[ROWS]
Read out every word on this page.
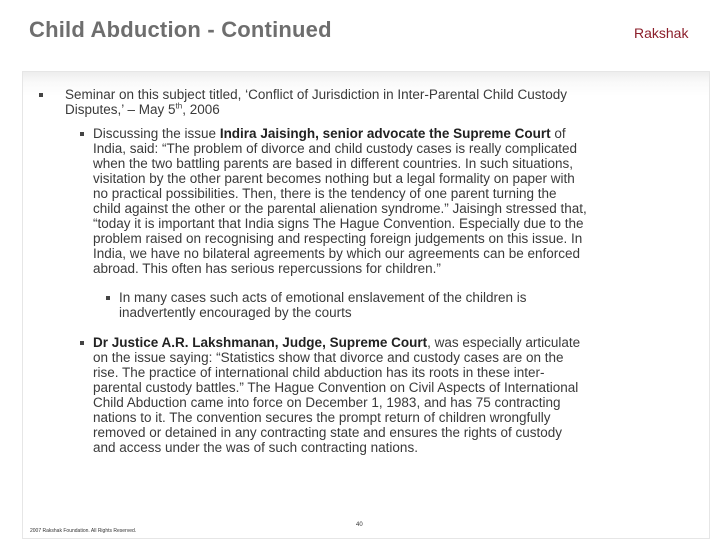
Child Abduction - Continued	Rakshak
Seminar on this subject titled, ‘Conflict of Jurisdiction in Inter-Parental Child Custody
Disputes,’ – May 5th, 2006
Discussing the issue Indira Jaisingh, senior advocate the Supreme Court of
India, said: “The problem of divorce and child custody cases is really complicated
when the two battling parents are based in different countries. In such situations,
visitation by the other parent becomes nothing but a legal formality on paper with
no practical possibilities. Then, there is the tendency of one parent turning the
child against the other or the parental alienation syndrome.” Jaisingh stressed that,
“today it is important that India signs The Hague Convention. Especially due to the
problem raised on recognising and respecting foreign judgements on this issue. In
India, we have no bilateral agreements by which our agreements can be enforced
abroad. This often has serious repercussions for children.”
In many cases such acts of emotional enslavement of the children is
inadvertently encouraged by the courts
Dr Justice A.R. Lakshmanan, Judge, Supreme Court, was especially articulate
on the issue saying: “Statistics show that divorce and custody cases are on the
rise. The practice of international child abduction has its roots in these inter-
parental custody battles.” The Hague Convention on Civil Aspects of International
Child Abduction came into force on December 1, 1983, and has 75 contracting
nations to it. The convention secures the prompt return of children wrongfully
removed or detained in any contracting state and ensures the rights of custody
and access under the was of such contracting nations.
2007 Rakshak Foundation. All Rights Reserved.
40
...
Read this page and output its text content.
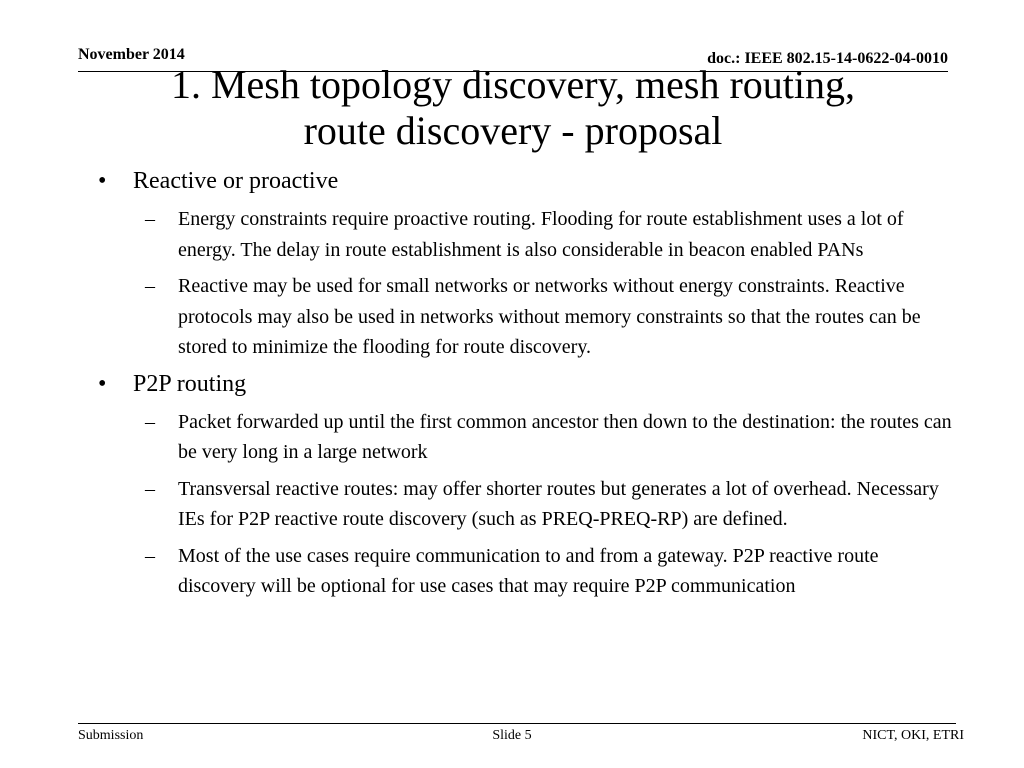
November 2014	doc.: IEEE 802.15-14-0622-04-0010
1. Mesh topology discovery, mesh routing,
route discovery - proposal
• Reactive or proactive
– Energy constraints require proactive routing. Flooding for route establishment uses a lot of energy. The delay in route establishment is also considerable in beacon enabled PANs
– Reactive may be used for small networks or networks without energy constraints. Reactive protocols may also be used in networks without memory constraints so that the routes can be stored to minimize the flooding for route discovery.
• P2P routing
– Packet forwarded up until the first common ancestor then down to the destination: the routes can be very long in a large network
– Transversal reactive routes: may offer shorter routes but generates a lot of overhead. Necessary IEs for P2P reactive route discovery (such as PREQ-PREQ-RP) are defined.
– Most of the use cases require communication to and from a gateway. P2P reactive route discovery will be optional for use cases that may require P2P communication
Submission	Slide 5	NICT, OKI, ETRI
--
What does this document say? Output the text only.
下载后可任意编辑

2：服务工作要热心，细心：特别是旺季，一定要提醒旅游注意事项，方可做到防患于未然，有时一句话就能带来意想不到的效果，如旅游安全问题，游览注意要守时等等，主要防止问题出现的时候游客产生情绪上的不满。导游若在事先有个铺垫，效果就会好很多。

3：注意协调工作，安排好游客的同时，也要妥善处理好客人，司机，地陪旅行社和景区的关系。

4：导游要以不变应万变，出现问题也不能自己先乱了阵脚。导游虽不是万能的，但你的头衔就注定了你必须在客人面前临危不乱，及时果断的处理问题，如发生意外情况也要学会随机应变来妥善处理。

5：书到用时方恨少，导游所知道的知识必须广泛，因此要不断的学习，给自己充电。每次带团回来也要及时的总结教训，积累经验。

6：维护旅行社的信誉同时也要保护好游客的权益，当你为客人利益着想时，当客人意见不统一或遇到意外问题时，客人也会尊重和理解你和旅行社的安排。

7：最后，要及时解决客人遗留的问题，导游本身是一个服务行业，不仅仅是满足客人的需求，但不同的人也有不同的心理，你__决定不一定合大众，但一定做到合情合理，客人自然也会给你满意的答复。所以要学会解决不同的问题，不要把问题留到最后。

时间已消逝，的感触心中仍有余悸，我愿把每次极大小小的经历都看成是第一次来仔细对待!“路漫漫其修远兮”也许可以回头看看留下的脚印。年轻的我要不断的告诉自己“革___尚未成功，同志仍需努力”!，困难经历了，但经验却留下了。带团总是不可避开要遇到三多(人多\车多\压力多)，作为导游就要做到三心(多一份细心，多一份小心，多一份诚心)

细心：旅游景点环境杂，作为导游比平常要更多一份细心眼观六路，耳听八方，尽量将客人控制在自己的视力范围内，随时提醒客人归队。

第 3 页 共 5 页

[OBJECTIVE]
Find all lines where the word "constraints" appears. Copy them.

[RESULT OF THIS EXERCISE]
– Energy constraints require proactive routing. Flooding for route establishment uses a lot of energy. The delay in route establishment is also considerable in beacon enabled PANs
– Reactive may be used for small networks or networks without energy constraints. Reactive protocols may also be used in networks without memory constraints so that the routes can be stored to minimize the flooding for route discovery.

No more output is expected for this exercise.